■ Task prompt: Can you copy the data below word for word, starting at its very beginning and ending with the line that contains "In FIG. 4A, the trim hole 22", with both ends included and the pictures left out?

-=-=-=-=-

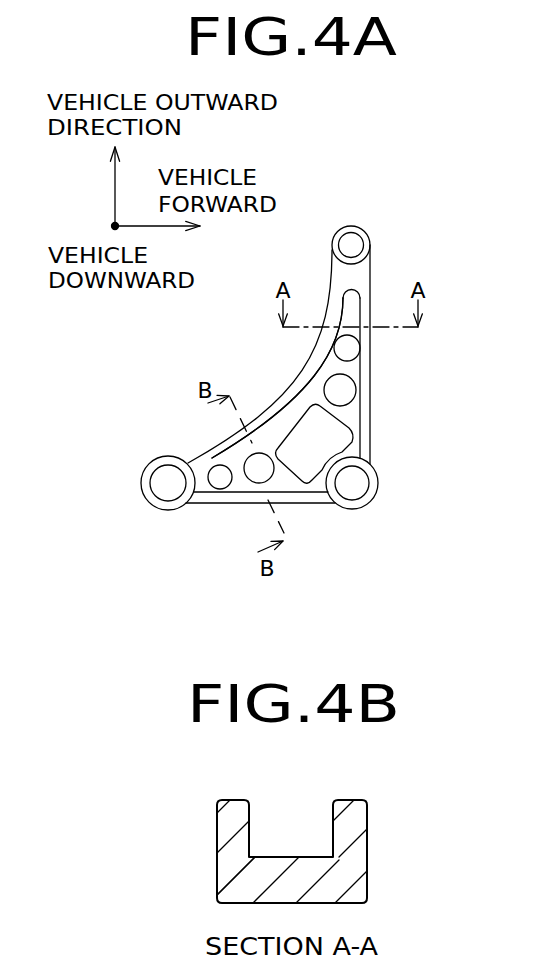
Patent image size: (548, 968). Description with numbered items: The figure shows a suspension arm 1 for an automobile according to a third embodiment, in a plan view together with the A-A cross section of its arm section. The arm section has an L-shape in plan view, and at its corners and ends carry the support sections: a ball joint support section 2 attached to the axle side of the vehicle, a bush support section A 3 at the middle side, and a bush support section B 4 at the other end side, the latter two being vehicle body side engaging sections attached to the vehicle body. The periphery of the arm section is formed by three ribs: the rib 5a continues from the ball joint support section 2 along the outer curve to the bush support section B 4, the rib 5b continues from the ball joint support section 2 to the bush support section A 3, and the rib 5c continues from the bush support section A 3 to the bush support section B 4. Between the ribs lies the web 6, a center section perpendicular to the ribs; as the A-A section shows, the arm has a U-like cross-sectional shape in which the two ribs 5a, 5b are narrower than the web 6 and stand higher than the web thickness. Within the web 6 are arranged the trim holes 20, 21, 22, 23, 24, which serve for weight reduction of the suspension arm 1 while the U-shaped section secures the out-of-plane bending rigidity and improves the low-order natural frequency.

In FIG. 4A, the suspension arm 1 is at (379, 278).
In FIG. 4A, the ball joint support section 2 is at (351, 226).
In FIG. 4A, the bush support section A 3 is at (378, 484).
In FIG. 4A, the bush support section B 4 is at (142, 485).
In FIG. 4A, the rib 5a is at (322, 357).
In FIG. 4B, the rib 5a is at (225, 812).
In FIG. 4A, the rib 5b is at (365, 376).
In FIG. 4B, the rib 5b is at (360, 812).
In FIG. 4A, the rib 5c is at (310, 497).
In FIG. 4A, the web 6 is at (268, 442).
In FIG. 4B, the web 6 is at (295, 868).
In FIG. 4A, the trim hole 20 is at (258, 480).
In FIG. 4A, the trim hole 21 is at (331, 433).
In FIG. 4A, the trim hole 22 is at (342, 391).
In FIG. 4A, the trim hole 23 is at (220, 474).
In FIG. 4A, the trim hole 24 is at (351, 349).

-=-=-=-=-

■ Response to the exercise:
Patent image size: (548, 968). Description with numbered items: The figure shows a suspension arm 1 for an automobile according to a third embodiment, in a plan view together with the A-A cross section of its arm section. The arm section has an L-shape in plan view, and at its corners and ends carry the support sections: a ball joint support section 2 attached to the axle side of the vehicle, a bush support section A 3 at the middle side, and a bush support section B 4 at the other end side, the latter two being vehicle body side engaging sections attached to the vehicle body. The periphery of the arm section is formed by three ribs: the rib 5a continues from the ball joint support section 2 along the outer curve to the bush support section B 4, the rib 5b continues from the ball joint support section 2 to the bush support section A 3, and the rib 5c continues from the bush support section A 3 to the bush support section B 4. Between the ribs lies the web 6, a center section perpendicular to the ribs; as the A-A section shows, the arm has a U-like cross-sectional shape in which the two ribs 5a, 5b are narrower than the web 6 and stand higher than the web thickness. Within the web 6 are arranged the trim holes 20, 21, 22, 23, 24, which serve for weight reduction of the suspension arm 1 while the U-shaped section secures the out-of-plane bending rigidity and improves the low-order natural frequency.

In FIG. 4A, the suspension arm 1 is at (379, 278).
In FIG. 4A, the ball joint support section 2 is at (351, 226).
In FIG. 4A, the bush support section A 3 is at (378, 484).
In FIG. 4A, the bush support section B 4 is at (142, 485).
In FIG. 4A, the rib 5a is at (322, 357).
In FIG. 4B, the rib 5a is at (225, 812).
In FIG. 4A, the rib 5b is at (365, 376).
In FIG. 4B, the rib 5b is at (360, 812).
In FIG. 4A, the rib 5c is at (310, 497).
In FIG. 4A, the web 6 is at (268, 442).
In FIG. 4B, the web 6 is at (295, 868).
In FIG. 4A, the trim hole 20 is at (258, 480).
In FIG. 4A, the trim hole 21 is at (331, 433).
In FIG. 4A, the trim hole 22 is at (342, 391).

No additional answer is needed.